**Exercise requirements**
What follows is a set of records, each of which is to be written out exactly.

**Supplied data**
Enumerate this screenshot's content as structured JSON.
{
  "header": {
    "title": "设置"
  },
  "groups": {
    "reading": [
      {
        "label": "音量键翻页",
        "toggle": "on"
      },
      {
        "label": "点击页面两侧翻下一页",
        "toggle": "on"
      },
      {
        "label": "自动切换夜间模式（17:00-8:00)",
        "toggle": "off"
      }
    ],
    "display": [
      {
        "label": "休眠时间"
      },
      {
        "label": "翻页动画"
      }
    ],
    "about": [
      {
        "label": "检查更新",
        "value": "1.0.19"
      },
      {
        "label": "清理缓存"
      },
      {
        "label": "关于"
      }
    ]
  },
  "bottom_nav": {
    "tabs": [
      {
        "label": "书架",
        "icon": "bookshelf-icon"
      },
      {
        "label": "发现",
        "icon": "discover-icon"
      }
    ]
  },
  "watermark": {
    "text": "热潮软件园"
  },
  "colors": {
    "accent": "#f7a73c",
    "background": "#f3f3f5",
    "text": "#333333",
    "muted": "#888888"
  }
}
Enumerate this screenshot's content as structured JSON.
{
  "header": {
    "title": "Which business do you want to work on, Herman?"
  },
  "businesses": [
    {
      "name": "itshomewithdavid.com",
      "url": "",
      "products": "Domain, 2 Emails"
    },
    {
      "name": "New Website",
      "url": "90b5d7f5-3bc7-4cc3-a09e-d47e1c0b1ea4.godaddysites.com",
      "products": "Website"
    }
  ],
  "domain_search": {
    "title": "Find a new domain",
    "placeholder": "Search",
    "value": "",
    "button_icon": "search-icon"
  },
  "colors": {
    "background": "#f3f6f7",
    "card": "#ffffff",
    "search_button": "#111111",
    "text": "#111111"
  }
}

**Solution to this exercise**
Enumerate this screenshot's content as structured JSON.
{
  "header": {
    "title": "设置"
  },
  "groups": {
    "reading": [
      {
        "label": "音量键翻页",
        "toggle": "on"
      },
      {
        "label": "点击页面两侧翻下一页",
        "toggle": "on"
      },
      {
        "label": "自动切换夜间模式（17:00-8:00)",
        "toggle": "off"
      }
    ],
    "display": [
      {
        "label": "休眠时间"
      },
      {
        "label": "翻页动画"
      }
    ],
    "about": [
      {
        "label": "检查更新",
        "value": "1.0.19"
      },
      {
        "label": "清理缓存"
      },
      {
        "label": "关于"
      }
    ]
  },
  "bottom_nav": {
    "tabs": [
      {
        "label": "书架",
        "icon": "bookshelf-icon"
      },
      {
        "label": "发现",
        "icon": "discover-icon"
      }
    ]
  },
  "watermark": {
    "text": "热潮软件园"
  },
  "colors": {
    "accent": "#f7a73c",
    "background": "#f3f3f5",
    "text": "#333333",
    "muted": "#888888"
  }
}
Enumerate this screenshot's content as structured JSON.
{
  "header": {
    "title": "Which business do you want to work on, Herman?"
  },
  "businesses": [
    {
      "name": "itshomewithdavid.com",
      "url": "",
      "products": "Domain, 2 Emails"
    },
    {
      "name": "New Website",
      "url": "90b5d7f5-3bc7-4cc3-a09e-d47e1c0b1ea4.godaddysites.com",
      "products": "Website"
    }
  ],
  "domain_search": {
    "title": "Find a new domain",
    "placeholder": "Search",
    "value": "",
    "button_icon": "search-icon"
  },
  "colors": {
    "background": "#f3f6f7",
    "card": "#ffffff",
    "search_button": "#111111",
    "text": "#111111"
  }
}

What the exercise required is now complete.